* **DATA FOR THE TASK**:
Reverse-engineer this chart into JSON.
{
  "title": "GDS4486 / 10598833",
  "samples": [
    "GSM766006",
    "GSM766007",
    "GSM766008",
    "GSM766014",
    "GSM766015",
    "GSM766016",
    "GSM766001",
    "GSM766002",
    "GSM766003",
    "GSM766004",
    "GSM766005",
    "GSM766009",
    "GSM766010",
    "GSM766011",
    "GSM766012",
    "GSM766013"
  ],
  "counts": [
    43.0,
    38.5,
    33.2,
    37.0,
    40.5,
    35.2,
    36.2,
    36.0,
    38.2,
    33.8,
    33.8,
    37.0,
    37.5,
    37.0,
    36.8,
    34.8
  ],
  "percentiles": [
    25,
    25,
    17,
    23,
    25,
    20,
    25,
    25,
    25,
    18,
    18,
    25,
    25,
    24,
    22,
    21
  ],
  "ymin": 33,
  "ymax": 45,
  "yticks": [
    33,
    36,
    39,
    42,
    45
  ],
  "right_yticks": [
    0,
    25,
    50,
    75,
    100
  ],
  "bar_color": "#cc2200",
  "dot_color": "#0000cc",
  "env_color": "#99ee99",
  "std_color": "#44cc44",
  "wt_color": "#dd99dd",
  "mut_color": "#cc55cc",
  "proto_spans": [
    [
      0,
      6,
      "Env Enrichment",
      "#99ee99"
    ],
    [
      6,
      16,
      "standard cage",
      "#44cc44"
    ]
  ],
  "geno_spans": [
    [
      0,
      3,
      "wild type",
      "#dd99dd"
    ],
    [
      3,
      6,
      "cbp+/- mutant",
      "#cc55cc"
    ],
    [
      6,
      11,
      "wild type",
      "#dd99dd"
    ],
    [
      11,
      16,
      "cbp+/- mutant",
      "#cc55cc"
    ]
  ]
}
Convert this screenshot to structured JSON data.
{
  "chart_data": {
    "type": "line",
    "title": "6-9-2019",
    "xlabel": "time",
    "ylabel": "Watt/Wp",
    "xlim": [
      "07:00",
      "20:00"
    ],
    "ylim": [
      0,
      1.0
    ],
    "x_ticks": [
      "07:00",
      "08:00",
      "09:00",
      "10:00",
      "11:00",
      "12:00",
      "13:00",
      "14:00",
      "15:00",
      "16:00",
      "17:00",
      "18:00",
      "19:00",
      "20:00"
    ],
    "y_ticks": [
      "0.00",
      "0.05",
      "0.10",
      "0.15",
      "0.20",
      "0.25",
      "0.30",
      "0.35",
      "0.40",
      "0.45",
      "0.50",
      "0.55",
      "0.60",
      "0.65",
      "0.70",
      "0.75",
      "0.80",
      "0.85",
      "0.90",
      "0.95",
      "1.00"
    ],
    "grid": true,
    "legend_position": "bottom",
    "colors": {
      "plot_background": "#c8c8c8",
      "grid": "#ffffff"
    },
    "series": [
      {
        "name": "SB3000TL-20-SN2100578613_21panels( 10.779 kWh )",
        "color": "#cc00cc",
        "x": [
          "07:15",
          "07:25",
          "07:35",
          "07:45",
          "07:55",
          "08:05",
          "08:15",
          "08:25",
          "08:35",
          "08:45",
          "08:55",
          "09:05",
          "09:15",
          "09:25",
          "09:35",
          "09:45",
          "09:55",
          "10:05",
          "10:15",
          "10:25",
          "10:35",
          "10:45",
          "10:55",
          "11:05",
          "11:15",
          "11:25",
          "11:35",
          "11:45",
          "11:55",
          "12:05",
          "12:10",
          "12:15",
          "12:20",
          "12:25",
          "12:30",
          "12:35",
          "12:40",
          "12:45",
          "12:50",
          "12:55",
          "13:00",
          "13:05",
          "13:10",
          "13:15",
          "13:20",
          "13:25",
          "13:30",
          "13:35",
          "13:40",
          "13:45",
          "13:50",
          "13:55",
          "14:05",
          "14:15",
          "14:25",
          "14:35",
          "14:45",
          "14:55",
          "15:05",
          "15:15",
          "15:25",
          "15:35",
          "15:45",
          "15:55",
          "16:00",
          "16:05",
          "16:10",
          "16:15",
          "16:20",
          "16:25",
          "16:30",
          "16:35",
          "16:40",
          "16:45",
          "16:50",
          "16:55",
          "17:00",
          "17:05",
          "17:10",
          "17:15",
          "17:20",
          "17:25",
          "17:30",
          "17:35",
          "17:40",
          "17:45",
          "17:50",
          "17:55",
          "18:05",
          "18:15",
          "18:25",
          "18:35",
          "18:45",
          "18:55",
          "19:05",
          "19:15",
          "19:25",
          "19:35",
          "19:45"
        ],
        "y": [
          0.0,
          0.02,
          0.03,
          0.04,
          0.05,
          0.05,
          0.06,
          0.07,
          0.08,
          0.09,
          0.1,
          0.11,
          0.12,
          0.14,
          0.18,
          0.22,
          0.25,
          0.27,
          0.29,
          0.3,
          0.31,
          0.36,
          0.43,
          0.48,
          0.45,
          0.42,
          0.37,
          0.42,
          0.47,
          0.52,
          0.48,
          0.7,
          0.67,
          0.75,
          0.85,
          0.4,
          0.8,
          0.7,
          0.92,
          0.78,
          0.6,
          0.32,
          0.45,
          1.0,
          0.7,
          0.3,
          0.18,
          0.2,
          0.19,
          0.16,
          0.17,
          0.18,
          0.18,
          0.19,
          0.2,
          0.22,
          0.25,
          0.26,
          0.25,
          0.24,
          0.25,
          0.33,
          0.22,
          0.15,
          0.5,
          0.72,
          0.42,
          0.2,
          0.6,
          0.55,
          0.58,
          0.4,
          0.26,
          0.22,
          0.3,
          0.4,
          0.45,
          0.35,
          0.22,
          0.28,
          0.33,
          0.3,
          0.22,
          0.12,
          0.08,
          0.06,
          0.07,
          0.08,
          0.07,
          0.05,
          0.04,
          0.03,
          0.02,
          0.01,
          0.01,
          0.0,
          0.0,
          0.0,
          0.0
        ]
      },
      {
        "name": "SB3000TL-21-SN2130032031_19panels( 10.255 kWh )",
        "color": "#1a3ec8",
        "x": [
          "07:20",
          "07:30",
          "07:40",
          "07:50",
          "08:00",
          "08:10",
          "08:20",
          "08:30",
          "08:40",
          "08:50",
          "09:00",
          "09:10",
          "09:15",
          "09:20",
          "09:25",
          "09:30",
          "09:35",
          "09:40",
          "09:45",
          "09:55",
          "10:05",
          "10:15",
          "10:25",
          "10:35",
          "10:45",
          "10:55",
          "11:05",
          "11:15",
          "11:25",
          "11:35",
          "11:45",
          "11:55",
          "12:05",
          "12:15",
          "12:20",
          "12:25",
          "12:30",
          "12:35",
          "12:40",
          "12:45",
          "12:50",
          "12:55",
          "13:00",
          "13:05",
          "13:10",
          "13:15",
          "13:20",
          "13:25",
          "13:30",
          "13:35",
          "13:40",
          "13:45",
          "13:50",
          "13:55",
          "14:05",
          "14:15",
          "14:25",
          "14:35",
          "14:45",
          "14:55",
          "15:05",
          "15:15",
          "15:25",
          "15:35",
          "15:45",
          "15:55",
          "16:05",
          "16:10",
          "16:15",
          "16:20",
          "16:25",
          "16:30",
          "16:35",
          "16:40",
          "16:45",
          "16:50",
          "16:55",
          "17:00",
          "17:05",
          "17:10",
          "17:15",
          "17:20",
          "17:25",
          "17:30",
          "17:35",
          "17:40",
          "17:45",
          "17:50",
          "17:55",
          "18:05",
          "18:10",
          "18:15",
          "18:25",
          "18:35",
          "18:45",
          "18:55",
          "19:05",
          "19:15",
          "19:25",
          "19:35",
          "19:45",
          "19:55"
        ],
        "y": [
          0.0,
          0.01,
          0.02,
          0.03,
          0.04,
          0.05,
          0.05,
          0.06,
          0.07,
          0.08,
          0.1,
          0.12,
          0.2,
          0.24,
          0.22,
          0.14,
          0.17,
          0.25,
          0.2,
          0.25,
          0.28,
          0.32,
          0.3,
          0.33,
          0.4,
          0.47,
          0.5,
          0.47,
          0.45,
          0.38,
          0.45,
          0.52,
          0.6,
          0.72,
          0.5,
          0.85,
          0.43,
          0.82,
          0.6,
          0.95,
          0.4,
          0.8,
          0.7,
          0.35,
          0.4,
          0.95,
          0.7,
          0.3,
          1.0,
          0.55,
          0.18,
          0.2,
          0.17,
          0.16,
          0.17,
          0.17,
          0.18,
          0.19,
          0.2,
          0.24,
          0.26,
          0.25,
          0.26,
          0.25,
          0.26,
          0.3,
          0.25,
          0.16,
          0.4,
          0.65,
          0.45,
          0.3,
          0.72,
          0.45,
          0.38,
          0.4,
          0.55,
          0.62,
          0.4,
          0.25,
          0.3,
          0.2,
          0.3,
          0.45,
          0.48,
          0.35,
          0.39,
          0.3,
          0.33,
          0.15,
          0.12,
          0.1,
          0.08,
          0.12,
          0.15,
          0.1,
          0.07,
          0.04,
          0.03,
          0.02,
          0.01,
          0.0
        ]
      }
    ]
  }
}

* **AIM OF THE TASK**:
Go through the material line by line. Show each line that contains the string "JSON".

* **TASK RESULT**:
Reverse-engineer this chart into JSON.
Convert this screenshot to structured JSON data.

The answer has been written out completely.